Copy everything in the listing below word for word, apart from any images.

Material to process:
○ ○ ○ ○ ○ ○ ○

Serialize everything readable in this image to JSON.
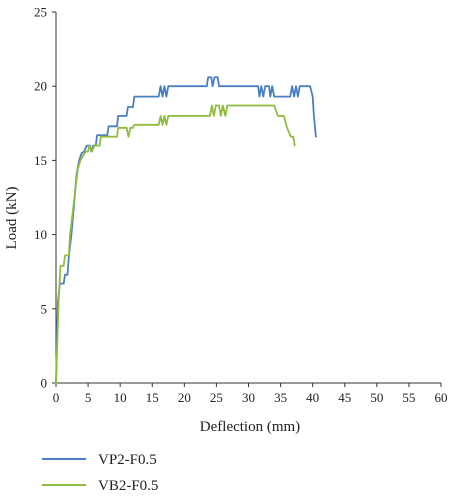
{
  "chart_data": {
    "type": "line",
    "xlabel": "Deflection (mm)",
    "ylabel": "Load (kN)",
    "xlim": [
      0,
      60
    ],
    "ylim": [
      0,
      25
    ],
    "x_ticks": [
      0,
      5,
      10,
      15,
      20,
      25,
      30,
      35,
      40,
      45,
      50,
      55,
      60
    ],
    "y_ticks": [
      0,
      5,
      10,
      15,
      20,
      25
    ],
    "grid": false,
    "legend_position": "bottom-left",
    "series": [
      {
        "name": "VP2-F0.5",
        "color": "#4a7fc1",
        "points": [
          [
            0,
            0
          ],
          [
            0.3,
            5.5
          ],
          [
            0.6,
            6.7
          ],
          [
            1.2,
            6.7
          ],
          [
            1.4,
            7.3
          ],
          [
            1.8,
            7.3
          ],
          [
            2.0,
            8.5
          ],
          [
            2.4,
            10.0
          ],
          [
            2.8,
            12.0
          ],
          [
            3.2,
            14.0
          ],
          [
            3.6,
            15.0
          ],
          [
            4.0,
            15.5
          ],
          [
            4.4,
            15.6
          ],
          [
            4.8,
            16.0
          ],
          [
            5.3,
            16.0
          ],
          [
            5.5,
            15.6
          ],
          [
            5.8,
            16.0
          ],
          [
            6.2,
            16.0
          ],
          [
            6.4,
            16.7
          ],
          [
            8.0,
            16.7
          ],
          [
            8.2,
            17.3
          ],
          [
            9.5,
            17.3
          ],
          [
            9.7,
            18.0
          ],
          [
            11.0,
            18.0
          ],
          [
            11.2,
            18.6
          ],
          [
            12.0,
            18.6
          ],
          [
            12.2,
            19.3
          ],
          [
            16.0,
            19.3
          ],
          [
            16.3,
            20.0
          ],
          [
            16.6,
            19.3
          ],
          [
            16.9,
            20.0
          ],
          [
            17.2,
            19.3
          ],
          [
            17.5,
            20.0
          ],
          [
            23.5,
            20.0
          ],
          [
            23.7,
            20.6
          ],
          [
            24.2,
            20.6
          ],
          [
            24.4,
            20.0
          ],
          [
            24.7,
            20.6
          ],
          [
            25.2,
            20.6
          ],
          [
            25.4,
            20.0
          ],
          [
            31.5,
            20.0
          ],
          [
            31.7,
            19.3
          ],
          [
            32.0,
            20.0
          ],
          [
            32.3,
            19.3
          ],
          [
            32.6,
            20.0
          ],
          [
            33.2,
            20.0
          ],
          [
            33.4,
            19.3
          ],
          [
            33.7,
            20.0
          ],
          [
            34.0,
            19.3
          ],
          [
            36.5,
            19.3
          ],
          [
            36.8,
            20.0
          ],
          [
            37.1,
            19.3
          ],
          [
            37.4,
            20.0
          ],
          [
            37.7,
            19.3
          ],
          [
            38.0,
            20.0
          ],
          [
            39.6,
            20.0
          ],
          [
            40.0,
            19.3
          ],
          [
            40.2,
            18.0
          ],
          [
            40.5,
            16.6
          ]
        ]
      },
      {
        "name": "VB2-F0.5",
        "color": "#8fbc3f",
        "points": [
          [
            0,
            0
          ],
          [
            0.4,
            5.5
          ],
          [
            0.7,
            7.9
          ],
          [
            1.2,
            7.9
          ],
          [
            1.4,
            8.6
          ],
          [
            2.0,
            8.6
          ],
          [
            2.2,
            10.0
          ],
          [
            2.6,
            11.5
          ],
          [
            3.0,
            13.0
          ],
          [
            3.4,
            14.4
          ],
          [
            3.8,
            15.0
          ],
          [
            4.2,
            15.3
          ],
          [
            4.6,
            15.6
          ],
          [
            5.0,
            15.6
          ],
          [
            5.2,
            16.0
          ],
          [
            5.6,
            15.6
          ],
          [
            6.0,
            16.0
          ],
          [
            6.8,
            16.0
          ],
          [
            7.0,
            16.6
          ],
          [
            9.5,
            16.6
          ],
          [
            9.7,
            17.2
          ],
          [
            11.0,
            17.2
          ],
          [
            11.3,
            16.6
          ],
          [
            11.6,
            17.2
          ],
          [
            12.0,
            17.2
          ],
          [
            12.2,
            17.4
          ],
          [
            16.0,
            17.4
          ],
          [
            16.3,
            18.0
          ],
          [
            16.6,
            17.4
          ],
          [
            16.9,
            18.0
          ],
          [
            17.2,
            17.4
          ],
          [
            17.5,
            18.0
          ],
          [
            24.0,
            18.0
          ],
          [
            24.3,
            18.7
          ],
          [
            24.6,
            18.0
          ],
          [
            24.9,
            18.7
          ],
          [
            25.4,
            18.7
          ],
          [
            25.7,
            18.0
          ],
          [
            26.0,
            18.7
          ],
          [
            26.4,
            18.0
          ],
          [
            26.7,
            18.7
          ],
          [
            34.0,
            18.7
          ],
          [
            34.6,
            18.0
          ],
          [
            35.5,
            18.0
          ],
          [
            36.0,
            17.2
          ],
          [
            36.6,
            16.6
          ],
          [
            37.0,
            16.6
          ],
          [
            37.2,
            16.0
          ]
        ]
      }
    ]
  }
}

○ ○ ○ ○ ○ ○ ○

Full solution:
Serialize everything readable in this image to JSON.
{
  "chart_data": {
    "type": "line",
    "xlabel": "Deflection (mm)",
    "ylabel": "Load (kN)",
    "xlim": [
      0,
      60
    ],
    "ylim": [
      0,
      25
    ],
    "x_ticks": [
      0,
      5,
      10,
      15,
      20,
      25,
      30,
      35,
      40,
      45,
      50,
      55,
      60
    ],
    "y_ticks": [
      0,
      5,
      10,
      15,
      20,
      25
    ],
    "grid": false,
    "legend_position": "bottom-left",
    "series": [
      {
        "name": "VP2-F0.5",
        "color": "#4a7fc1",
        "points": [
          [
            0,
            0
          ],
          [
            0.3,
            5.5
          ],
          [
            0.6,
            6.7
          ],
          [
            1.2,
            6.7
          ],
          [
            1.4,
            7.3
          ],
          [
            1.8,
            7.3
          ],
          [
            2.0,
            8.5
          ],
          [
            2.4,
            10.0
          ],
          [
            2.8,
            12.0
          ],
          [
            3.2,
            14.0
          ],
          [
            3.6,
            15.0
          ],
          [
            4.0,
            15.5
          ],
          [
            4.4,
            15.6
          ],
          [
            4.8,
            16.0
          ],
          [
            5.3,
            16.0
          ],
          [
            5.5,
            15.6
          ],
          [
            5.8,
            16.0
          ],
          [
            6.2,
            16.0
          ],
          [
            6.4,
            16.7
          ],
          [
            8.0,
            16.7
          ],
          [
            8.2,
            17.3
          ],
          [
            9.5,
            17.3
          ],
          [
            9.7,
            18.0
          ],
          [
            11.0,
            18.0
          ],
          [
            11.2,
            18.6
          ],
          [
            12.0,
            18.6
          ],
          [
            12.2,
            19.3
          ],
          [
            16.0,
            19.3
          ],
          [
            16.3,
            20.0
          ],
          [
            16.6,
            19.3
          ],
          [
            16.9,
            20.0
          ],
          [
            17.2,
            19.3
          ],
          [
            17.5,
            20.0
          ],
          [
            23.5,
            20.0
          ],
          [
            23.7,
            20.6
          ],
          [
            24.2,
            20.6
          ],
          [
            24.4,
            20.0
          ],
          [
            24.7,
            20.6
          ],
          [
            25.2,
            20.6
          ],
          [
            25.4,
            20.0
          ],
          [
            31.5,
            20.0
          ],
          [
            31.7,
            19.3
          ],
          [
            32.0,
            20.0
          ],
          [
            32.3,
            19.3
          ],
          [
            32.6,
            20.0
          ],
          [
            33.2,
            20.0
          ],
          [
            33.4,
            19.3
          ],
          [
            33.7,
            20.0
          ],
          [
            34.0,
            19.3
          ],
          [
            36.5,
            19.3
          ],
          [
            36.8,
            20.0
          ],
          [
            37.1,
            19.3
          ],
          [
            37.4,
            20.0
          ],
          [
            37.7,
            19.3
          ],
          [
            38.0,
            20.0
          ],
          [
            39.6,
            20.0
          ],
          [
            40.0,
            19.3
          ],
          [
            40.2,
            18.0
          ],
          [
            40.5,
            16.6
          ]
        ]
      },
      {
        "name": "VB2-F0.5",
        "color": "#8fbc3f",
        "points": [
          [
            0,
            0
          ],
          [
            0.4,
            5.5
          ],
          [
            0.7,
            7.9
          ],
          [
            1.2,
            7.9
          ],
          [
            1.4,
            8.6
          ],
          [
            2.0,
            8.6
          ],
          [
            2.2,
            10.0
          ],
          [
            2.6,
            11.5
          ],
          [
            3.0,
            13.0
          ],
          [
            3.4,
            14.4
          ],
          [
            3.8,
            15.0
          ],
          [
            4.2,
            15.3
          ],
          [
            4.6,
            15.6
          ],
          [
            5.0,
            15.6
          ],
          [
            5.2,
            16.0
          ],
          [
            5.6,
            15.6
          ],
          [
            6.0,
            16.0
          ],
          [
            6.8,
            16.0
          ],
          [
            7.0,
            16.6
          ],
          [
            9.5,
            16.6
          ],
          [
            9.7,
            17.2
          ],
          [
            11.0,
            17.2
          ],
          [
            11.3,
            16.6
          ],
          [
            11.6,
            17.2
          ],
          [
            12.0,
            17.2
          ],
          [
            12.2,
            17.4
          ],
          [
            16.0,
            17.4
          ],
          [
            16.3,
            18.0
          ],
          [
            16.6,
            17.4
          ],
          [
            16.9,
            18.0
          ],
          [
            17.2,
            17.4
          ],
          [
            17.5,
            18.0
          ],
          [
            24.0,
            18.0
          ],
          [
            24.3,
            18.7
          ],
          [
            24.6,
            18.0
          ],
          [
            24.9,
            18.7
          ],
          [
            25.4,
            18.7
          ],
          [
            25.7,
            18.0
          ],
          [
            26.0,
            18.7
          ],
          [
            26.4,
            18.0
          ],
          [
            26.7,
            18.7
          ],
          [
            34.0,
            18.7
          ],
          [
            34.6,
            18.0
          ],
          [
            35.5,
            18.0
          ],
          [
            36.0,
            17.2
          ],
          [
            36.6,
            16.6
          ],
          [
            37.0,
            16.6
          ],
          [
            37.2,
            16.0
          ]
        ]
      }
    ]
  }
}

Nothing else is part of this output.